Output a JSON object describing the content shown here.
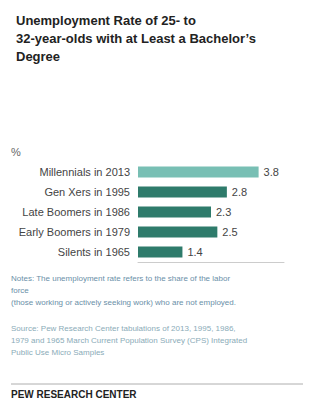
{
  "chart_data": {
    "type": "bar",
    "orientation": "horizontal",
    "title": "Unemployment Rate of 25- to\n32-year-olds with at Least a Bachelor’s\nDegree",
    "xlabel": "%",
    "categories": [
      "Millennials in 2013",
      "Gen Xers in 1995",
      "Late Boomers in 1986",
      "Early Boomers in 1979",
      "Silents in 1965"
    ],
    "values": [
      3.8,
      2.8,
      2.3,
      2.5,
      1.4
    ],
    "colors": [
      "#78BFB4",
      "#2E7B6B",
      "#2E7B6B",
      "#2E7B6B",
      "#2E7B6B"
    ],
    "xlim": [
      0,
      4.6
    ],
    "tick_labels": "y",
    "data_labels": true,
    "grid": false,
    "annotations": [
      "Notes: The unemployment rate refers to the share of the labor force\n(those working or actively seeking work) who are not employed.",
      "Source: Pew Research Center tabulations of 2013, 1995, 1986,\n1979 and 1965 March Current Population Survey (CPS) Integrated\nPublic Use Micro Samples",
      "PEW RESEARCH CENTER"
    ]
  }
}
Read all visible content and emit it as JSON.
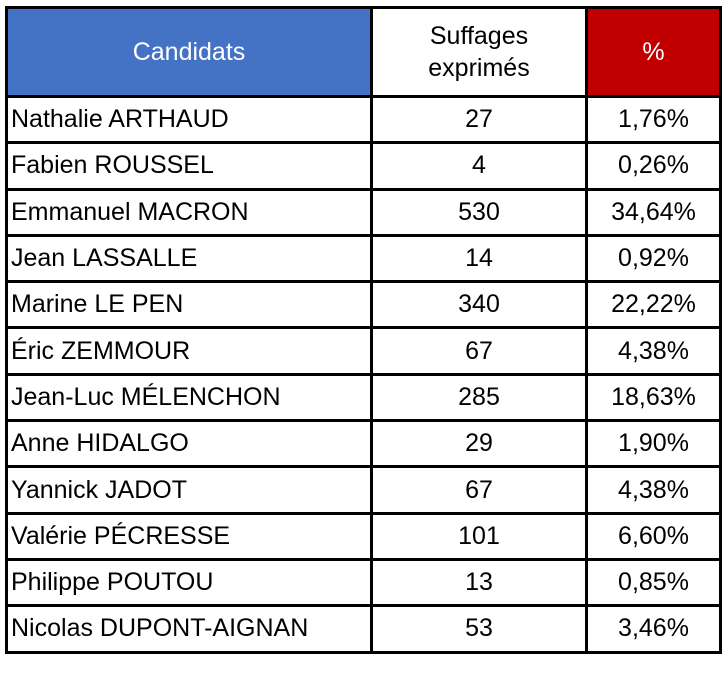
{
  "table": {
    "header": [
      "Candidats",
      "Suffages exprimés",
      "%"
    ],
    "rows": [
      [
        "Nathalie ARTHAUD",
        "27",
        "1,76%"
      ],
      [
        "Fabien ROUSSEL",
        "4",
        "0,26%"
      ],
      [
        "Emmanuel MACRON",
        "530",
        "34,64%"
      ],
      [
        "Jean LASSALLE",
        "14",
        "0,92%"
      ],
      [
        "Marine LE PEN",
        "340",
        "22,22%"
      ],
      [
        "Éric ZEMMOUR",
        "67",
        "4,38%"
      ],
      [
        "Jean-Luc MÉLENCHON",
        "285",
        "18,63%"
      ],
      [
        "Anne HIDALGO",
        "29",
        "1,90%"
      ],
      [
        "Yannick JADOT",
        "67",
        "4,38%"
      ],
      [
        "Valérie PÉCRESSE",
        "101",
        "6,60%"
      ],
      [
        "Philippe POUTOU",
        "13",
        "0,85%"
      ],
      [
        "Nicolas DUPONT-AIGNAN",
        "53",
        "3,46%"
      ]
    ]
  }
}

:::

## Exercise
In the entries above, find each line with the word "content" and show it.

## Response to the task
Output a JSON object describing the content shown here.
Read all visible content and emit it as JSON.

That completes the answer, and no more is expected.